Where a line below holds the string "vacants", copy that line.

□ □ □ □ □ □ □

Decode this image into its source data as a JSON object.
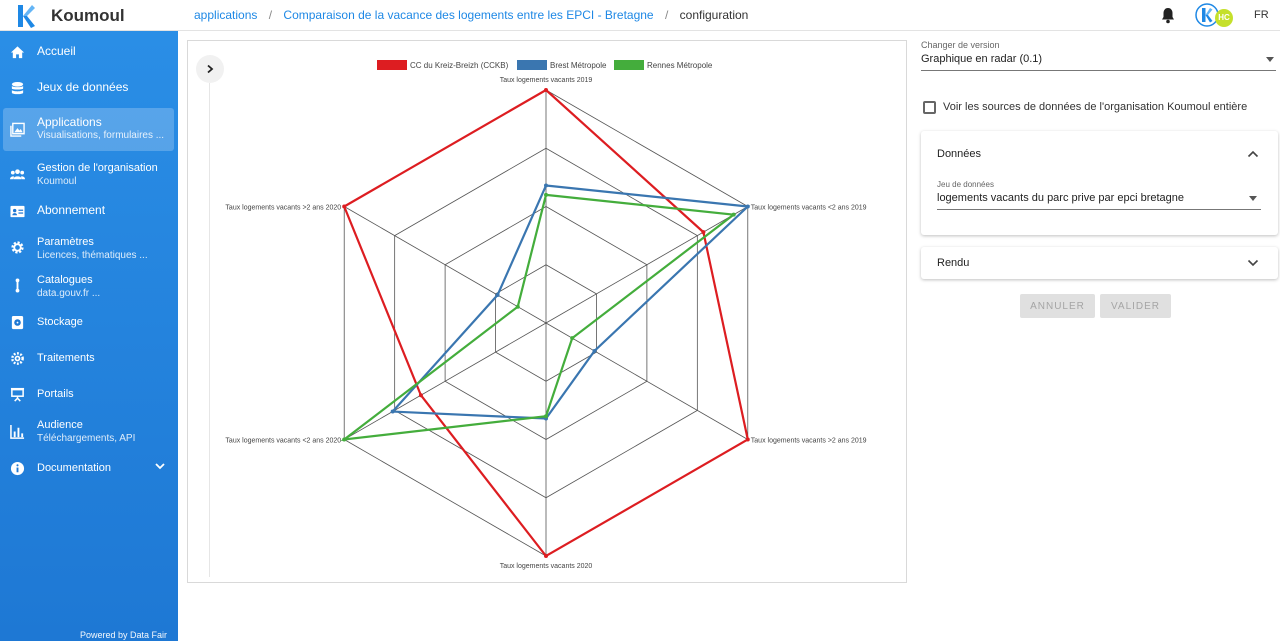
{
  "app": {
    "name": "Koumoul",
    "language": "FR",
    "avatar_initials": "HC"
  },
  "breadcrumbs": [
    {
      "label": "applications"
    },
    {
      "label": "Comparaison de la vacance des logements entre les EPCI - Bretagne"
    },
    {
      "label": "configuration"
    }
  ],
  "sidebar": {
    "items": [
      {
        "label": "Accueil",
        "icon": "home-icon"
      },
      {
        "label": "Jeux de données",
        "icon": "database-icon"
      },
      {
        "label": "Applications",
        "sub": "Visualisations, formulaires ...",
        "icon": "image-icon",
        "active": true
      },
      {
        "label": "Gestion de l'organisation",
        "sub": "Koumoul",
        "icon": "group-icon"
      },
      {
        "label": "Abonnement",
        "icon": "card-icon"
      },
      {
        "label": "Paramètres",
        "sub": "Licences, thématiques ...",
        "icon": "gear-icon"
      },
      {
        "label": "Catalogues",
        "sub": "data.gouv.fr ...",
        "icon": "catalog-icon"
      },
      {
        "label": "Stockage",
        "icon": "storage-icon"
      },
      {
        "label": "Traitements",
        "icon": "cogs-icon"
      },
      {
        "label": "Portails",
        "icon": "presentation-icon"
      },
      {
        "label": "Audience",
        "sub": "Téléchargements, API",
        "icon": "chart-icon"
      },
      {
        "label": "Documentation",
        "icon": "info-icon"
      }
    ],
    "powered_by": "Powered by Data Fair"
  },
  "config": {
    "version_label": "Changer de version",
    "version_value": "Graphique en radar (0.1)",
    "sources_checkbox_label": "Voir les sources de données de l'organisation Koumoul entière",
    "sources_checked": false,
    "panels": {
      "donnees": {
        "title": "Données",
        "dataset_label": "Jeu de données",
        "dataset_value": "logements vacants du parc prive par epci bretagne",
        "expanded": true
      },
      "rendu": {
        "title": "Rendu",
        "expanded": false
      }
    },
    "cancel_label": "ANNULER",
    "validate_label": "VALIDER"
  },
  "chart_data": {
    "type": "radar",
    "axes": [
      "Taux logements vacants 2019",
      "Taux logements vacants <2 ans 2019",
      "Taux logements vacants >2 ans 2019",
      "Taux logements vacants 2020",
      "Taux logements vacants <2 ans 2020",
      "Taux logements vacants >2 ans 2020"
    ],
    "rmax": 1,
    "grid_levels": 4,
    "legend_position": "top-center",
    "series": [
      {
        "name": "CC du Kreiz-Breizh (CCKB)",
        "color": "#dd1d21",
        "values": [
          1.0,
          0.78,
          1.0,
          1.0,
          0.62,
          1.0
        ]
      },
      {
        "name": "Brest Métropole",
        "color": "#3a76b0",
        "values": [
          0.59,
          1.0,
          0.24,
          0.41,
          0.76,
          0.24
        ]
      },
      {
        "name": "Rennes Métropole",
        "color": "#44ad3c",
        "values": [
          0.55,
          0.93,
          0.13,
          0.4,
          1.0,
          0.14
        ]
      }
    ]
  }
}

□ □ □ □ □ □ □

**Output for this task**.
        "dataset_value": "logements vacants du parc prive par epci bretagne",
      "Taux logements vacants 2019",
      "Taux logements vacants <2 ans 2019",
      "Taux logements vacants >2 ans 2019",
      "Taux logements vacants 2020",
      "Taux logements vacants <2 ans 2020",
      "Taux logements vacants >2 ans 2020"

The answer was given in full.